▸ **Work to complete**:
Repeat the records below exactly as they appear.

▸ **Rows**:
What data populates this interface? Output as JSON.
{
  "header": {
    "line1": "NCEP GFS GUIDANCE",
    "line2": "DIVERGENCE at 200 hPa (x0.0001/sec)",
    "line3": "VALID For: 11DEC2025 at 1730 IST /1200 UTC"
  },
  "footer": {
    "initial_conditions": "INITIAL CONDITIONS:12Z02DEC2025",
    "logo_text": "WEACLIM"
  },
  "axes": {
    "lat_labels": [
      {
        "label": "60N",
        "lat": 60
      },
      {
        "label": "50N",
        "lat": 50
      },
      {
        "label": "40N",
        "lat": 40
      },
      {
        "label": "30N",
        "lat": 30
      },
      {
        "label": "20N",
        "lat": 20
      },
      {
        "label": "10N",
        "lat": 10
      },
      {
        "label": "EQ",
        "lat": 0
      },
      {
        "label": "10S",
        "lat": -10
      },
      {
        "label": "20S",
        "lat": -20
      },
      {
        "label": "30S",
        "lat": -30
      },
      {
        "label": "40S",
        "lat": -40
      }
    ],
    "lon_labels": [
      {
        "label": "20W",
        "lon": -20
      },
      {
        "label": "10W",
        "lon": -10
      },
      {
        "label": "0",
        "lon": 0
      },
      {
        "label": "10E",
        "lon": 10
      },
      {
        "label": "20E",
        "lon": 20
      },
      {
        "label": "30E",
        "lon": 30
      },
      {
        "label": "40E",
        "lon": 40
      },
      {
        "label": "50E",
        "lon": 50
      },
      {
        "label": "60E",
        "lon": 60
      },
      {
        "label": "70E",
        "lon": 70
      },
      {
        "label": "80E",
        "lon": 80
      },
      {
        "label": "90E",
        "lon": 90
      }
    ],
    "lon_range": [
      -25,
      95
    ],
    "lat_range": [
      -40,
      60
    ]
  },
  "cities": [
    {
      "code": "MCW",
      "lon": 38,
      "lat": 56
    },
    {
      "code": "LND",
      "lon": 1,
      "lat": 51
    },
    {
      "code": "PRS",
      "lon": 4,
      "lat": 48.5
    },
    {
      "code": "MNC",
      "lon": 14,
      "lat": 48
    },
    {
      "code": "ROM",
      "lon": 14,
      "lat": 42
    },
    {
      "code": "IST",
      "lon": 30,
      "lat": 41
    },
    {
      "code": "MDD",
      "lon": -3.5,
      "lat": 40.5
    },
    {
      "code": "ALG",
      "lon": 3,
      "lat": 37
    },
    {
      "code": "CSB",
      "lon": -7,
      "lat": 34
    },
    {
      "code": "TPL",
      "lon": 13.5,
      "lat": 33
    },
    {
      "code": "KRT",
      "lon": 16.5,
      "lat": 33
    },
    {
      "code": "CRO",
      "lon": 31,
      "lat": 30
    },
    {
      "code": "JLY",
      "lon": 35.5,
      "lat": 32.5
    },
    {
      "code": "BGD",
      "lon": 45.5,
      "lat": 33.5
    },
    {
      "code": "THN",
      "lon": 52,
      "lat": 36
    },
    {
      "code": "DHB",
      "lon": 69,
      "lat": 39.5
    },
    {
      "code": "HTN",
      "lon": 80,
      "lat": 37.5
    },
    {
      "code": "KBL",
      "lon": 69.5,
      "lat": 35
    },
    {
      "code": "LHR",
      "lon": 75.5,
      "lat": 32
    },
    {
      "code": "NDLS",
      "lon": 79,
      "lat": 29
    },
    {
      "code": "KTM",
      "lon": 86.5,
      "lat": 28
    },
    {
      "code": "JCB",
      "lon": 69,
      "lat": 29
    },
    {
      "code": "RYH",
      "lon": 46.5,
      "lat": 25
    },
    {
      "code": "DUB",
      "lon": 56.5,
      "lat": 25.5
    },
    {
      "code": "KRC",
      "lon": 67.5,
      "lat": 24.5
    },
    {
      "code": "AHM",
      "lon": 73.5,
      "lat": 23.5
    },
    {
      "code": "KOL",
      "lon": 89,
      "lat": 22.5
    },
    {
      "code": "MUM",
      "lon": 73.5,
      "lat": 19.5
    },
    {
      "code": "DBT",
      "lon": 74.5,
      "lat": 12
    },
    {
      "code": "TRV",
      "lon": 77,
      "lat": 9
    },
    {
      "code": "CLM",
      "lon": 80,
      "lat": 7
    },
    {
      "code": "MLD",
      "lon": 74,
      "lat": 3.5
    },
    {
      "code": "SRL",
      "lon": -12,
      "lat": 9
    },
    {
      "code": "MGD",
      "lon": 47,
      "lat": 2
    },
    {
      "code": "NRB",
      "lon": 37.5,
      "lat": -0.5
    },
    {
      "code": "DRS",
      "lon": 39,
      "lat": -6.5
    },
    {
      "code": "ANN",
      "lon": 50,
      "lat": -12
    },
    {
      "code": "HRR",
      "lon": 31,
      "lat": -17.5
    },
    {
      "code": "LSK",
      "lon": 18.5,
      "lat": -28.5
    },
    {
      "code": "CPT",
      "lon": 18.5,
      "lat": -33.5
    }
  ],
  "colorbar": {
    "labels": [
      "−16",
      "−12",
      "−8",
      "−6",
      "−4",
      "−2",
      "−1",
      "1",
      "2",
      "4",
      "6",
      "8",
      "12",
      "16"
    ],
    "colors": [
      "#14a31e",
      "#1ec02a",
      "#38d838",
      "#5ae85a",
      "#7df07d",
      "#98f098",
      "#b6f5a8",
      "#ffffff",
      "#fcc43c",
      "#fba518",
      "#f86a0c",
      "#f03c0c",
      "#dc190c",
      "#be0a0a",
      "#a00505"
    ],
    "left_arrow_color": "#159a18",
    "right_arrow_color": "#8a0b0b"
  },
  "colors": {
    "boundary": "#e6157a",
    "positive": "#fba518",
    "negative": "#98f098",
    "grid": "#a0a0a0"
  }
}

▸ **Correct output**:
What data populates this interface? Output as JSON.
{
  "header": {
    "line1": "NCEP GFS GUIDANCE",
    "line2": "DIVERGENCE at 200 hPa (x0.0001/sec)",
    "line3": "VALID For: 11DEC2025 at 1730 IST /1200 UTC"
  },
  "footer": {
    "initial_conditions": "INITIAL CONDITIONS:12Z02DEC2025",
    "logo_text": "WEACLIM"
  },
  "axes": {
    "lat_labels": [
      {
        "label": "60N",
        "lat": 60
      },
      {
        "label": "50N",
        "lat": 50
      },
      {
        "label": "40N",
        "lat": 40
      },
      {
        "label": "30N",
        "lat": 30
      },
      {
        "label": "20N",
        "lat": 20
      },
      {
        "label": "10N",
        "lat": 10
      },
      {
        "label": "EQ",
        "lat": 0
      },
      {
        "label": "10S",
        "lat": -10
      },
      {
        "label": "20S",
        "lat": -20
      },
      {
        "label": "30S",
        "lat": -30
      },
      {
        "label": "40S",
        "lat": -40
      }
    ],
    "lon_labels": [
      {
        "label": "20W",
        "lon": -20
      },
      {
        "label": "10W",
        "lon": -10
      },
      {
        "label": "0",
        "lon": 0
      },
      {
        "label": "10E",
        "lon": 10
      },
      {
        "label": "20E",
        "lon": 20
      },
      {
        "label": "30E",
        "lon": 30
      },
      {
        "label": "40E",
        "lon": 40
      },
      {
        "label": "50E",
        "lon": 50
      },
      {
        "label": "60E",
        "lon": 60
      },
      {
        "label": "70E",
        "lon": 70
      },
      {
        "label": "80E",
        "lon": 80
      },
      {
        "label": "90E",
        "lon": 90
      }
    ],
    "lon_range": [
      -25,
      95
    ],
    "lat_range": [
      -40,
      60
    ]
  },
  "cities": [
    {
      "code": "MCW",
      "lon": 38,
      "lat": 56
    },
    {
      "code": "LND",
      "lon": 1,
      "lat": 51
    },
    {
      "code": "PRS",
      "lon": 4,
      "lat": 48.5
    },
    {
      "code": "MNC",
      "lon": 14,
      "lat": 48
    },
    {
      "code": "ROM",
      "lon": 14,
      "lat": 42
    },
    {
      "code": "IST",
      "lon": 30,
      "lat": 41
    },
    {
      "code": "MDD",
      "lon": -3.5,
      "lat": 40.5
    },
    {
      "code": "ALG",
      "lon": 3,
      "lat": 37
    },
    {
      "code": "CSB",
      "lon": -7,
      "lat": 34
    },
    {
      "code": "TPL",
      "lon": 13.5,
      "lat": 33
    },
    {
      "code": "KRT",
      "lon": 16.5,
      "lat": 33
    },
    {
      "code": "CRO",
      "lon": 31,
      "lat": 30
    },
    {
      "code": "JLY",
      "lon": 35.5,
      "lat": 32.5
    },
    {
      "code": "BGD",
      "lon": 45.5,
      "lat": 33.5
    },
    {
      "code": "THN",
      "lon": 52,
      "lat": 36
    },
    {
      "code": "DHB",
      "lon": 69,
      "lat": 39.5
    },
    {
      "code": "HTN",
      "lon": 80,
      "lat": 37.5
    },
    {
      "code": "KBL",
      "lon": 69.5,
      "lat": 35
    },
    {
      "code": "LHR",
      "lon": 75.5,
      "lat": 32
    },
    {
      "code": "NDLS",
      "lon": 79,
      "lat": 29
    },
    {
      "code": "KTM",
      "lon": 86.5,
      "lat": 28
    },
    {
      "code": "JCB",
      "lon": 69,
      "lat": 29
    },
    {
      "code": "RYH",
      "lon": 46.5,
      "lat": 25
    },
    {
      "code": "DUB",
      "lon": 56.5,
      "lat": 25.5
    },
    {
      "code": "KRC",
      "lon": 67.5,
      "lat": 24.5
    },
    {
      "code": "AHM",
      "lon": 73.5,
      "lat": 23.5
    },
    {
      "code": "KOL",
      "lon": 89,
      "lat": 22.5
    },
    {
      "code": "MUM",
      "lon": 73.5,
      "lat": 19.5
    },
    {
      "code": "DBT",
      "lon": 74.5,
      "lat": 12
    },
    {
      "code": "TRV",
      "lon": 77,
      "lat": 9
    },
    {
      "code": "CLM",
      "lon": 80,
      "lat": 7
    },
    {
      "code": "MLD",
      "lon": 74,
      "lat": 3.5
    },
    {
      "code": "SRL",
      "lon": -12,
      "lat": 9
    },
    {
      "code": "MGD",
      "lon": 47,
      "lat": 2
    },
    {
      "code": "NRB",
      "lon": 37.5,
      "lat": -0.5
    },
    {
      "code": "DRS",
      "lon": 39,
      "lat": -6.5
    },
    {
      "code": "ANN",
      "lon": 50,
      "lat": -12
    },
    {
      "code": "HRR",
      "lon": 31,
      "lat": -17.5
    },
    {
      "code": "LSK",
      "lon": 18.5,
      "lat": -28.5
    },
    {
      "code": "CPT",
      "lon": 18.5,
      "lat": -33.5
    }
  ],
  "colorbar": {
    "labels": [
      "−16",
      "−12",
      "−8",
      "−6",
      "−4",
      "−2",
      "−1",
      "1",
      "2",
      "4",
      "6",
      "8",
      "12",
      "16"
    ],
    "colors": [
      "#14a31e",
      "#1ec02a",
      "#38d838",
      "#5ae85a",
      "#7df07d",
      "#98f098",
      "#b6f5a8",
      "#ffffff",
      "#fcc43c",
      "#fba518",
      "#f86a0c",
      "#f03c0c",
      "#dc190c",
      "#be0a0a",
      "#a00505"
    ],
    "left_arrow_color": "#159a18",
    "right_arrow_color": "#8a0b0b"
  },
  "colors": {
    "boundary": "#e6157a",
    "positive": "#fba518",
    "negative": "#98f098",
    "grid": "#a0a0a0"
  }
}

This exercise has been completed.